(Records contained in a dataset)
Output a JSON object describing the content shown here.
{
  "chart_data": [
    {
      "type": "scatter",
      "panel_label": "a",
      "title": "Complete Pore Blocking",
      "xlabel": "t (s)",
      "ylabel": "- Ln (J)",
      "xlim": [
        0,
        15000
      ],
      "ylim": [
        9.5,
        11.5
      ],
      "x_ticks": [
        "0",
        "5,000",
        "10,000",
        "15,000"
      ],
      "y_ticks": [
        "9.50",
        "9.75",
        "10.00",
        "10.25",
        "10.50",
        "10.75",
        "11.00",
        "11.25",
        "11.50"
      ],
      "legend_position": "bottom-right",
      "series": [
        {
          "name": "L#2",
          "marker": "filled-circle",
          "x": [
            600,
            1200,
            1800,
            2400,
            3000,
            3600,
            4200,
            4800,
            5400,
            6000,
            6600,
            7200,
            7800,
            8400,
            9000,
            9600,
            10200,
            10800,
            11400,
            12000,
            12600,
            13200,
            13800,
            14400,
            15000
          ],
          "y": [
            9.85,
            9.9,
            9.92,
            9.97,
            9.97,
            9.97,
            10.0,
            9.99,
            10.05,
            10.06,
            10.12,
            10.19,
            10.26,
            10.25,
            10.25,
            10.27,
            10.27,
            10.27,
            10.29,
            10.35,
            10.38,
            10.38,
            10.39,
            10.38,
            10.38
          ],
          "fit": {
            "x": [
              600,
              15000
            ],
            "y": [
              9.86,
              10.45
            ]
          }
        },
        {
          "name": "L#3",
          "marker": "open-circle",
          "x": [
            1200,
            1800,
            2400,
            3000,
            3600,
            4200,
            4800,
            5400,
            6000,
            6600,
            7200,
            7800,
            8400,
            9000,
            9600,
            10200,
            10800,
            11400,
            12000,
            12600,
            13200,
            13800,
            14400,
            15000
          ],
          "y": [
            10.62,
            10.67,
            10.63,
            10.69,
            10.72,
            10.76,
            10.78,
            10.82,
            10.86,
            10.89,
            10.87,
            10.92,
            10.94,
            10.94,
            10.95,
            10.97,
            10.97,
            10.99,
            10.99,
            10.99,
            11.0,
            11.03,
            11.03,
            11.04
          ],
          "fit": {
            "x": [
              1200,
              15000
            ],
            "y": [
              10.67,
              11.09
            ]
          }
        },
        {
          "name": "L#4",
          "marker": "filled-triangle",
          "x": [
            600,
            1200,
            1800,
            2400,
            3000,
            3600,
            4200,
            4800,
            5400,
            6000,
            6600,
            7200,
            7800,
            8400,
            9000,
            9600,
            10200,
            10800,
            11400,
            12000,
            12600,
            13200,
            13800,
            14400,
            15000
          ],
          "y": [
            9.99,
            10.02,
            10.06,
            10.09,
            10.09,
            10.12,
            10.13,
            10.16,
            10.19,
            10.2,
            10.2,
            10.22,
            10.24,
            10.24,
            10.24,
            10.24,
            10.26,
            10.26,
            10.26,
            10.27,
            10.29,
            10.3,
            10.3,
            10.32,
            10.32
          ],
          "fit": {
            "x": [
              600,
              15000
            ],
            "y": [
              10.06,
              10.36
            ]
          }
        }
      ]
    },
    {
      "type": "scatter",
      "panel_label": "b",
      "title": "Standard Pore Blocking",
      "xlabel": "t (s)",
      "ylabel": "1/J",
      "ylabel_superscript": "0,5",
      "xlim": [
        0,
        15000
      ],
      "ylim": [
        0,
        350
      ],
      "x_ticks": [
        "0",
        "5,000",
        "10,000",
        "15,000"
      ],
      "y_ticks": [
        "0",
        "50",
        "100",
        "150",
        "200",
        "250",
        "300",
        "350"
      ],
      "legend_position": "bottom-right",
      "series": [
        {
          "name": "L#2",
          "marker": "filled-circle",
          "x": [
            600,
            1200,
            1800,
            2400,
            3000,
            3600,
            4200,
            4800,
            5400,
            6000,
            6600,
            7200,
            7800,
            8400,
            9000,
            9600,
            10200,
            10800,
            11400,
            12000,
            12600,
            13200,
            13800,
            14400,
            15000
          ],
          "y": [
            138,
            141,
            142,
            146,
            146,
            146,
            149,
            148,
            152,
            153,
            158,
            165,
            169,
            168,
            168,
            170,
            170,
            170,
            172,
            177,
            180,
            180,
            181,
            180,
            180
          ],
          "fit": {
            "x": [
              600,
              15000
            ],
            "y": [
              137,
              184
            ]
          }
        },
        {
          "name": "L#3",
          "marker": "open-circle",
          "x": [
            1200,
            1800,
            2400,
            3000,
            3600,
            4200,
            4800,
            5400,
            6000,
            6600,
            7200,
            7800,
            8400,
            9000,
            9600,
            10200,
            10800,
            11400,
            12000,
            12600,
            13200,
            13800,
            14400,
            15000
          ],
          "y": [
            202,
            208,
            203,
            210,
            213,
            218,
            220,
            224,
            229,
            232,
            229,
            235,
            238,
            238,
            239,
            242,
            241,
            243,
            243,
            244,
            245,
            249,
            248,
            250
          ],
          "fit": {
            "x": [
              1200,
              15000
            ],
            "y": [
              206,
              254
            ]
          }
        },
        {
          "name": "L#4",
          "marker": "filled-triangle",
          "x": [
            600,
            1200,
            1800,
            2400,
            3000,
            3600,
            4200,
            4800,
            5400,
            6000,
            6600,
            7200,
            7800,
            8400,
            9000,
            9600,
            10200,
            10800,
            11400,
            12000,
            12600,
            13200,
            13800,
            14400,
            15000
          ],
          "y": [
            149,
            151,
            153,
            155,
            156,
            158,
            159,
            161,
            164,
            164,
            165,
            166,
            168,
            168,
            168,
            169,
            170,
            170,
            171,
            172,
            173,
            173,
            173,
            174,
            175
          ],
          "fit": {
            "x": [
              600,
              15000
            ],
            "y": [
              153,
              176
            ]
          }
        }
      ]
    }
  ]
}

» SHORT TASK
Each record above should be restated word for word.

» SOLUTION FOR THIS TASK
Output a JSON object describing the content shown here.
{
  "chart_data": [
    {
      "type": "scatter",
      "panel_label": "a",
      "title": "Complete Pore Blocking",
      "xlabel": "t (s)",
      "ylabel": "- Ln (J)",
      "xlim": [
        0,
        15000
      ],
      "ylim": [
        9.5,
        11.5
      ],
      "x_ticks": [
        "0",
        "5,000",
        "10,000",
        "15,000"
      ],
      "y_ticks": [
        "9.50",
        "9.75",
        "10.00",
        "10.25",
        "10.50",
        "10.75",
        "11.00",
        "11.25",
        "11.50"
      ],
      "legend_position": "bottom-right",
      "series": [
        {
          "name": "L#2",
          "marker": "filled-circle",
          "x": [
            600,
            1200,
            1800,
            2400,
            3000,
            3600,
            4200,
            4800,
            5400,
            6000,
            6600,
            7200,
            7800,
            8400,
            9000,
            9600,
            10200,
            10800,
            11400,
            12000,
            12600,
            13200,
            13800,
            14400,
            15000
          ],
          "y": [
            9.85,
            9.9,
            9.92,
            9.97,
            9.97,
            9.97,
            10.0,
            9.99,
            10.05,
            10.06,
            10.12,
            10.19,
            10.26,
            10.25,
            10.25,
            10.27,
            10.27,
            10.27,
            10.29,
            10.35,
            10.38,
            10.38,
            10.39,
            10.38,
            10.38
          ],
          "fit": {
            "x": [
              600,
              15000
            ],
            "y": [
              9.86,
              10.45
            ]
          }
        },
        {
          "name": "L#3",
          "marker": "open-circle",
          "x": [
            1200,
            1800,
            2400,
            3000,
            3600,
            4200,
            4800,
            5400,
            6000,
            6600,
            7200,
            7800,
            8400,
            9000,
            9600,
            10200,
            10800,
            11400,
            12000,
            12600,
            13200,
            13800,
            14400,
            15000
          ],
          "y": [
            10.62,
            10.67,
            10.63,
            10.69,
            10.72,
            10.76,
            10.78,
            10.82,
            10.86,
            10.89,
            10.87,
            10.92,
            10.94,
            10.94,
            10.95,
            10.97,
            10.97,
            10.99,
            10.99,
            10.99,
            11.0,
            11.03,
            11.03,
            11.04
          ],
          "fit": {
            "x": [
              1200,
              15000
            ],
            "y": [
              10.67,
              11.09
            ]
          }
        },
        {
          "name": "L#4",
          "marker": "filled-triangle",
          "x": [
            600,
            1200,
            1800,
            2400,
            3000,
            3600,
            4200,
            4800,
            5400,
            6000,
            6600,
            7200,
            7800,
            8400,
            9000,
            9600,
            10200,
            10800,
            11400,
            12000,
            12600,
            13200,
            13800,
            14400,
            15000
          ],
          "y": [
            9.99,
            10.02,
            10.06,
            10.09,
            10.09,
            10.12,
            10.13,
            10.16,
            10.19,
            10.2,
            10.2,
            10.22,
            10.24,
            10.24,
            10.24,
            10.24,
            10.26,
            10.26,
            10.26,
            10.27,
            10.29,
            10.3,
            10.3,
            10.32,
            10.32
          ],
          "fit": {
            "x": [
              600,
              15000
            ],
            "y": [
              10.06,
              10.36
            ]
          }
        }
      ]
    },
    {
      "type": "scatter",
      "panel_label": "b",
      "title": "Standard Pore Blocking",
      "xlabel": "t (s)",
      "ylabel": "1/J",
      "ylabel_superscript": "0,5",
      "xlim": [
        0,
        15000
      ],
      "ylim": [
        0,
        350
      ],
      "x_ticks": [
        "0",
        "5,000",
        "10,000",
        "15,000"
      ],
      "y_ticks": [
        "0",
        "50",
        "100",
        "150",
        "200",
        "250",
        "300",
        "350"
      ],
      "legend_position": "bottom-right",
      "series": [
        {
          "name": "L#2",
          "marker": "filled-circle",
          "x": [
            600,
            1200,
            1800,
            2400,
            3000,
            3600,
            4200,
            4800,
            5400,
            6000,
            6600,
            7200,
            7800,
            8400,
            9000,
            9600,
            10200,
            10800,
            11400,
            12000,
            12600,
            13200,
            13800,
            14400,
            15000
          ],
          "y": [
            138,
            141,
            142,
            146,
            146,
            146,
            149,
            148,
            152,
            153,
            158,
            165,
            169,
            168,
            168,
            170,
            170,
            170,
            172,
            177,
            180,
            180,
            181,
            180,
            180
          ],
          "fit": {
            "x": [
              600,
              15000
            ],
            "y": [
              137,
              184
            ]
          }
        },
        {
          "name": "L#3",
          "marker": "open-circle",
          "x": [
            1200,
            1800,
            2400,
            3000,
            3600,
            4200,
            4800,
            5400,
            6000,
            6600,
            7200,
            7800,
            8400,
            9000,
            9600,
            10200,
            10800,
            11400,
            12000,
            12600,
            13200,
            13800,
            14400,
            15000
          ],
          "y": [
            202,
            208,
            203,
            210,
            213,
            218,
            220,
            224,
            229,
            232,
            229,
            235,
            238,
            238,
            239,
            242,
            241,
            243,
            243,
            244,
            245,
            249,
            248,
            250
          ],
          "fit": {
            "x": [
              1200,
              15000
            ],
            "y": [
              206,
              254
            ]
          }
        },
        {
          "name": "L#4",
          "marker": "filled-triangle",
          "x": [
            600,
            1200,
            1800,
            2400,
            3000,
            3600,
            4200,
            4800,
            5400,
            6000,
            6600,
            7200,
            7800,
            8400,
            9000,
            9600,
            10200,
            10800,
            11400,
            12000,
            12600,
            13200,
            13800,
            14400,
            15000
          ],
          "y": [
            149,
            151,
            153,
            155,
            156,
            158,
            159,
            161,
            164,
            164,
            165,
            166,
            168,
            168,
            168,
            169,
            170,
            170,
            171,
            172,
            173,
            173,
            173,
            174,
            175
          ],
          "fit": {
            "x": [
              600,
              15000
            ],
            "y": [
              153,
              176
            ]
          }
        }
      ]
    }
  ]
}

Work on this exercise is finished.